REQUIRED TASK
Below are some entries. Copy each line that holds the string "love".
▬▬▬▬▬▬
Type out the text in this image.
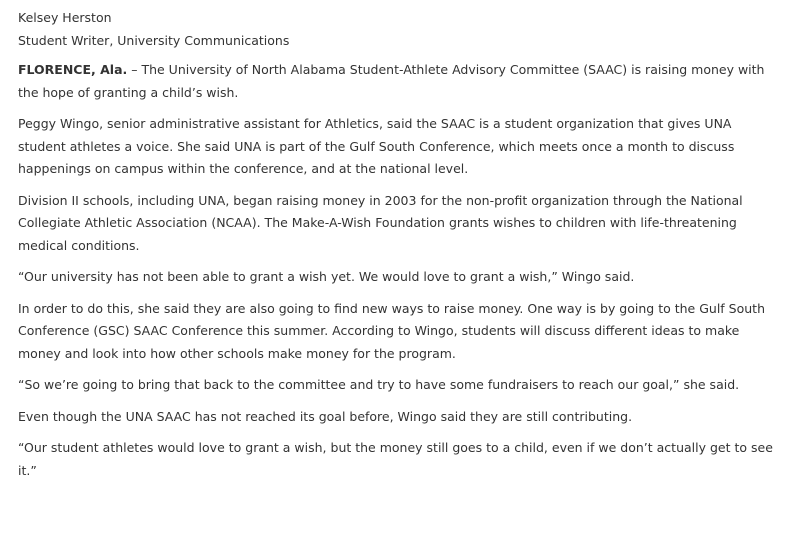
Kelsey Herston
Student Writer, University Communications

FLORENCE, Ala. – The University of North Alabama Student-Athlete Advisory Committee (SAAC) is raising money with the hope of granting a child’s wish.

Peggy Wingo, senior administrative assistant for Athletics, said the SAAC is a student organization that gives UNA student athletes a voice. She said UNA is part of the Gulf South Conference, which meets once a month to discuss happenings on campus within the conference, and at the national level.

Division II schools, including UNA, began raising money in 2003 for the non-profit organization through the National Collegiate Athletic Association (NCAA). The Make-A-Wish Foundation grants wishes to children with life-threatening medical conditions.

“Our university has not been able to grant a wish yet. We would love to grant a wish,” Wingo said.

In order to do this, she said they are also going to find new ways to raise money. One way is by going to the Gulf South Conference (GSC) SAAC Conference this summer. According to Wingo, students will discuss different ideas to make money and look into how other schools make money for the program.

“So we’re going to bring that back to the committee and try to have some fundraisers to reach our goal,” she said.

Even though the UNA SAAC has not reached its goal before, Wingo said they are still contributing.

“Our student athletes would love to grant a wish, but the money still goes to a child, even if we don’t actually get to see it.”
▬▬▬▬▬▬
ANSWER TO THE PROBLEM
“Our university has not been able to grant a wish yet. We would love to grant a wish,” Wingo said.
“Our student athletes would love to grant a wish, but the money still goes to a child, even if we don’t actually get to see it.”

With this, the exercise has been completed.